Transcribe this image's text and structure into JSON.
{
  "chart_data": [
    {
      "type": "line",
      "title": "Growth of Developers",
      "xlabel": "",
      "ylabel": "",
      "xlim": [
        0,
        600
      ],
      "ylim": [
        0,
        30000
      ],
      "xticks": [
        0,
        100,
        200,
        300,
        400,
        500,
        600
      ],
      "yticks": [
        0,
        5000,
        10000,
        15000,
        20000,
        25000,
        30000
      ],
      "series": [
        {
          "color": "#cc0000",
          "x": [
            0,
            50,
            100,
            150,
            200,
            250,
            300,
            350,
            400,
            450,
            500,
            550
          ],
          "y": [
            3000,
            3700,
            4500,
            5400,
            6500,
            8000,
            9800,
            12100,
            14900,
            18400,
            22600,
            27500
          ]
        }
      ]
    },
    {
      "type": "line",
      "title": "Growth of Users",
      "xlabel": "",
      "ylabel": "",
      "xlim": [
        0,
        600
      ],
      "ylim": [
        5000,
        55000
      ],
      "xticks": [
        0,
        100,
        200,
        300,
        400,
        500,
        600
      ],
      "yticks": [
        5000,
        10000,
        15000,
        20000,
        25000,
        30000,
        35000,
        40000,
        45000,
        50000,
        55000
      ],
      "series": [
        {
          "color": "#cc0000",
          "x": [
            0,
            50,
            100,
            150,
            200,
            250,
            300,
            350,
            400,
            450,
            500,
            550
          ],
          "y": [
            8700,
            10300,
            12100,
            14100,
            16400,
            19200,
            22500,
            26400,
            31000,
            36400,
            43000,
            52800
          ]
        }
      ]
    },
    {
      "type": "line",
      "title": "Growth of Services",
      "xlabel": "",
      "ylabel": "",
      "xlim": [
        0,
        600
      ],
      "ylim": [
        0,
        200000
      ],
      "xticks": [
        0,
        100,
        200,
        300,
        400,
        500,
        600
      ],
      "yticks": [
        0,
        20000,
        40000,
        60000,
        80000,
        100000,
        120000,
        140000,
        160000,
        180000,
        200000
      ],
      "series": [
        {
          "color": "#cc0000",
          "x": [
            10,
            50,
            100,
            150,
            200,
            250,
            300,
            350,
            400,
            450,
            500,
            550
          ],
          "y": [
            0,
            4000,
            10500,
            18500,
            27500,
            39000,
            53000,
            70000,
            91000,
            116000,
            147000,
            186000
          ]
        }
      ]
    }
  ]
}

● ● ●

WHAT IS EXPECTED
All of the records must be retyped exactly as they are.

ANSWER TO THE PROBLEM
Transcribe this image's text and structure into JSON.
{
  "chart_data": [
    {
      "type": "line",
      "title": "Growth of Developers",
      "xlabel": "",
      "ylabel": "",
      "xlim": [
        0,
        600
      ],
      "ylim": [
        0,
        30000
      ],
      "xticks": [
        0,
        100,
        200,
        300,
        400,
        500,
        600
      ],
      "yticks": [
        0,
        5000,
        10000,
        15000,
        20000,
        25000,
        30000
      ],
      "series": [
        {
          "color": "#cc0000",
          "x": [
            0,
            50,
            100,
            150,
            200,
            250,
            300,
            350,
            400,
            450,
            500,
            550
          ],
          "y": [
            3000,
            3700,
            4500,
            5400,
            6500,
            8000,
            9800,
            12100,
            14900,
            18400,
            22600,
            27500
          ]
        }
      ]
    },
    {
      "type": "line",
      "title": "Growth of Users",
      "xlabel": "",
      "ylabel": "",
      "xlim": [
        0,
        600
      ],
      "ylim": [
        5000,
        55000
      ],
      "xticks": [
        0,
        100,
        200,
        300,
        400,
        500,
        600
      ],
      "yticks": [
        5000,
        10000,
        15000,
        20000,
        25000,
        30000,
        35000,
        40000,
        45000,
        50000,
        55000
      ],
      "series": [
        {
          "color": "#cc0000",
          "x": [
            0,
            50,
            100,
            150,
            200,
            250,
            300,
            350,
            400,
            450,
            500,
            550
          ],
          "y": [
            8700,
            10300,
            12100,
            14100,
            16400,
            19200,
            22500,
            26400,
            31000,
            36400,
            43000,
            52800
          ]
        }
      ]
    },
    {
      "type": "line",
      "title": "Growth of Services",
      "xlabel": "",
      "ylabel": "",
      "xlim": [
        0,
        600
      ],
      "ylim": [
        0,
        200000
      ],
      "xticks": [
        0,
        100,
        200,
        300,
        400,
        500,
        600
      ],
      "yticks": [
        0,
        20000,
        40000,
        60000,
        80000,
        100000,
        120000,
        140000,
        160000,
        180000,
        200000
      ],
      "series": [
        {
          "color": "#cc0000",
          "x": [
            10,
            50,
            100,
            150,
            200,
            250,
            300,
            350,
            400,
            450,
            500,
            550
          ],
          "y": [
            0,
            4000,
            10500,
            18500,
            27500,
            39000,
            53000,
            70000,
            91000,
            116000,
            147000,
            186000
          ]
        }
      ]
    }
  ]
}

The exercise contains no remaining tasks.